___ DATA LISTING ___

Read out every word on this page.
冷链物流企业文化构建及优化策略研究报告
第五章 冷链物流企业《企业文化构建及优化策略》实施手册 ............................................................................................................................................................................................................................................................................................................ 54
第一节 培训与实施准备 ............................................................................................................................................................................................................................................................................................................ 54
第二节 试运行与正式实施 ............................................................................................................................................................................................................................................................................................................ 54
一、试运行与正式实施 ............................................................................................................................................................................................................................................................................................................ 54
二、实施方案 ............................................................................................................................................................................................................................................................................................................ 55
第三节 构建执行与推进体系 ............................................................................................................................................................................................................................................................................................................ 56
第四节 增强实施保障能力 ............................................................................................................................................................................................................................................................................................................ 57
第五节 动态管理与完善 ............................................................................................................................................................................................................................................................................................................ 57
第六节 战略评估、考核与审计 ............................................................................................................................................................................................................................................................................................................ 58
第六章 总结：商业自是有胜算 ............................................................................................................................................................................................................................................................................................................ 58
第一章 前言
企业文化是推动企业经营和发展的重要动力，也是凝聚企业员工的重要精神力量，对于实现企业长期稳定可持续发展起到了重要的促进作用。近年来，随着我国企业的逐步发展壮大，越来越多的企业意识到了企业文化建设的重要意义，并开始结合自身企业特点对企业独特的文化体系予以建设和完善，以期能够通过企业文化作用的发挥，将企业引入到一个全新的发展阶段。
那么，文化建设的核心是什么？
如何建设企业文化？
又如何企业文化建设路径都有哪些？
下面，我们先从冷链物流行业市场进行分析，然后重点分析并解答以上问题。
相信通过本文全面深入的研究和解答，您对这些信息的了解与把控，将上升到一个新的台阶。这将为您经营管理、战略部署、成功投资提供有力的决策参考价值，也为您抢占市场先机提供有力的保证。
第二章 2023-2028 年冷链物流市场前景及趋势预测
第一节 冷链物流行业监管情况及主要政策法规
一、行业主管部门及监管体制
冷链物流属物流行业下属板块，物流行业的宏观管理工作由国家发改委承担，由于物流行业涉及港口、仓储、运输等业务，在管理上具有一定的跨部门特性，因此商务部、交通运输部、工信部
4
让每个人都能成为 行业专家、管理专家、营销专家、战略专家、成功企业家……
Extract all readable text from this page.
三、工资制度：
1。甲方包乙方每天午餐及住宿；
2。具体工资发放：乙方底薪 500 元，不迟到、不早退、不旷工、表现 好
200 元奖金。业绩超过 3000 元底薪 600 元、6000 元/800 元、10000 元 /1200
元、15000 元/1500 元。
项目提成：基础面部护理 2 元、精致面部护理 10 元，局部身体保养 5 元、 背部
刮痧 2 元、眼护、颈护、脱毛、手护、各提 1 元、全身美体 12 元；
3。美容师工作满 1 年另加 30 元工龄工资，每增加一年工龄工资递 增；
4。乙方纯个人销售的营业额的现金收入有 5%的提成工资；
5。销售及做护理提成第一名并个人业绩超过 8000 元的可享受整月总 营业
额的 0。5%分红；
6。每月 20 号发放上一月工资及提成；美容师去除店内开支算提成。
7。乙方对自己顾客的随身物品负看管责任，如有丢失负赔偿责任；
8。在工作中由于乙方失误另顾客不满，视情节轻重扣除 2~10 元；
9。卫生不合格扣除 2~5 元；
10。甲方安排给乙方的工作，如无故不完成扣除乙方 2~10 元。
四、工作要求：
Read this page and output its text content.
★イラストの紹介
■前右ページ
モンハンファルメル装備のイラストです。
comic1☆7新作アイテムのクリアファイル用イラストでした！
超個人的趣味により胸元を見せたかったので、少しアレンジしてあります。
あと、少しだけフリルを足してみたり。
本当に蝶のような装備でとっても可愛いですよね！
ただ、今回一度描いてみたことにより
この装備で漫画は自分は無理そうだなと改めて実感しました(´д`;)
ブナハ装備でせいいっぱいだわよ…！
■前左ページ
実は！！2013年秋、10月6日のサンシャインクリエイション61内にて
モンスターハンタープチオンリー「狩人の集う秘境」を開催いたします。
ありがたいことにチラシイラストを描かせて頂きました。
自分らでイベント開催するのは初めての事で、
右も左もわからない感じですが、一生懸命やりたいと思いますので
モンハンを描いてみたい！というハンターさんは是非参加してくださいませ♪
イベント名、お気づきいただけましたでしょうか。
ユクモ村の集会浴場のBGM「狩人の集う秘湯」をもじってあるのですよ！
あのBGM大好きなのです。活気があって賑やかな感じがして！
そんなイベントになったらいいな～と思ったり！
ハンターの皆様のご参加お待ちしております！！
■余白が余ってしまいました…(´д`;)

___

◆ TO BE DONE
Print the whole listing exactly as it is.

◆ RESULT BELOW
Read out every word on this page.
冷链物流企业文化构建及优化策略研究报告
第五章 冷链物流企业《企业文化构建及优化策略》实施手册 ............................................................................................................................................................................................................................................................................................................ 54
第一节 培训与实施准备 ............................................................................................................................................................................................................................................................................................................ 54
第二节 试运行与正式实施 ............................................................................................................................................................................................................................................................................................................ 54
一、试运行与正式实施 ............................................................................................................................................................................................................................................................................................................ 54
二、实施方案 ............................................................................................................................................................................................................................................................................................................ 55
第三节 构建执行与推进体系 ............................................................................................................................................................................................................................................................................................................ 56
第四节 增强实施保障能力 ............................................................................................................................................................................................................................................................................................................ 57
第五节 动态管理与完善 ............................................................................................................................................................................................................................................................................................................ 57
第六节 战略评估、考核与审计 ............................................................................................................................................................................................................................................................................................................ 58
第六章 总结：商业自是有胜算 ............................................................................................................................................................................................................................................................................................................ 58
第一章 前言
企业文化是推动企业经营和发展的重要动力，也是凝聚企业员工的重要精神力量，对于实现企业长期稳定可持续发展起到了重要的促进作用。近年来，随着我国企业的逐步发展壮大，越来越多的企业意识到了企业文化建设的重要意义，并开始结合自身企业特点对企业独特的文化体系予以建设和完善，以期能够通过企业文化作用的发挥，将企业引入到一个全新的发展阶段。
那么，文化建设的核心是什么？
如何建设企业文化？
又如何企业文化建设路径都有哪些？
下面，我们先从冷链物流行业市场进行分析，然后重点分析并解答以上问题。
相信通过本文全面深入的研究和解答，您对这些信息的了解与把控，将上升到一个新的台阶。这将为您经营管理、战略部署、成功投资提供有力的决策参考价值，也为您抢占市场先机提供有力的保证。
第二章 2023-2028 年冷链物流市场前景及趋势预测
第一节 冷链物流行业监管情况及主要政策法规
一、行业主管部门及监管体制
冷链物流属物流行业下属板块，物流行业的宏观管理工作由国家发改委承担，由于物流行业涉及港口、仓储、运输等业务，在管理上具有一定的跨部门特性，因此商务部、交通运输部、工信部
4
让每个人都能成为 行业专家、管理专家、营销专家、战略专家、成功企业家……
Extract all readable text from this page.
三、工资制度：
1。甲方包乙方每天午餐及住宿；
2。具体工资发放：乙方底薪 500 元，不迟到、不早退、不旷工、表现 好
200 元奖金。业绩超过 3000 元底薪 600 元、6000 元/800 元、10000 元 /1200
元、15000 元/1500 元。
项目提成：基础面部护理 2 元、精致面部护理 10 元，局部身体保养 5 元、 背部
刮痧 2 元、眼护、颈护、脱毛、手护、各提 1 元、全身美体 12 元；
3。美容师工作满 1 年另加 30 元工龄工资，每增加一年工龄工资递 增；
4。乙方纯个人销售的营业额的现金收入有 5%的提成工资；
5。销售及做护理提成第一名并个人业绩超过 8000 元的可享受整月总 营业
额的 0。5%分红；
6。每月 20 号发放上一月工资及提成；美容师去除店内开支算提成。
7。乙方对自己顾客的随身物品负看管责任，如有丢失负赔偿责任；
8。在工作中由于乙方失误另顾客不满，视情节轻重扣除 2~10 元；
9。卫生不合格扣除 2~5 元；
10。甲方安排给乙方的工作，如无故不完成扣除乙方 2~10 元。
四、工作要求：
Read this page and output its text content.
★イラストの紹介
■前右ページ
モンハンファルメル装備のイラストです。
comic1☆7新作アイテムのクリアファイル用イラストでした！
超個人的趣味により胸元を見せたかったので、少しアレンジしてあります。
あと、少しだけフリルを足してみたり。
本当に蝶のような装備でとっても可愛いですよね！
ただ、今回一度描いてみたことにより
この装備で漫画は自分は無理そうだなと改めて実感しました(´д`;)
ブナハ装備でせいいっぱいだわよ…！
■前左ページ
実は！！2013年秋、10月6日のサンシャインクリエイション61内にて
モンスターハンタープチオンリー「狩人の集う秘境」を開催いたします。
ありがたいことにチラシイラストを描かせて頂きました。
自分らでイベント開催するのは初めての事で、
右も左もわからない感じですが、一生懸命やりたいと思いますので
モンハンを描いてみたい！というハンターさんは是非参加してくださいませ♪
イベント名、お気づきいただけましたでしょうか。
ユクモ村の集会浴場のBGM「狩人の集う秘湯」をもじってあるのですよ！
あのBGM大好きなのです。活気があって賑やかな感じがして！
そんなイベントになったらいいな～と思ったり！
ハンターの皆様のご参加お待ちしております！！
■余白が余ってしまいました…(´д`;)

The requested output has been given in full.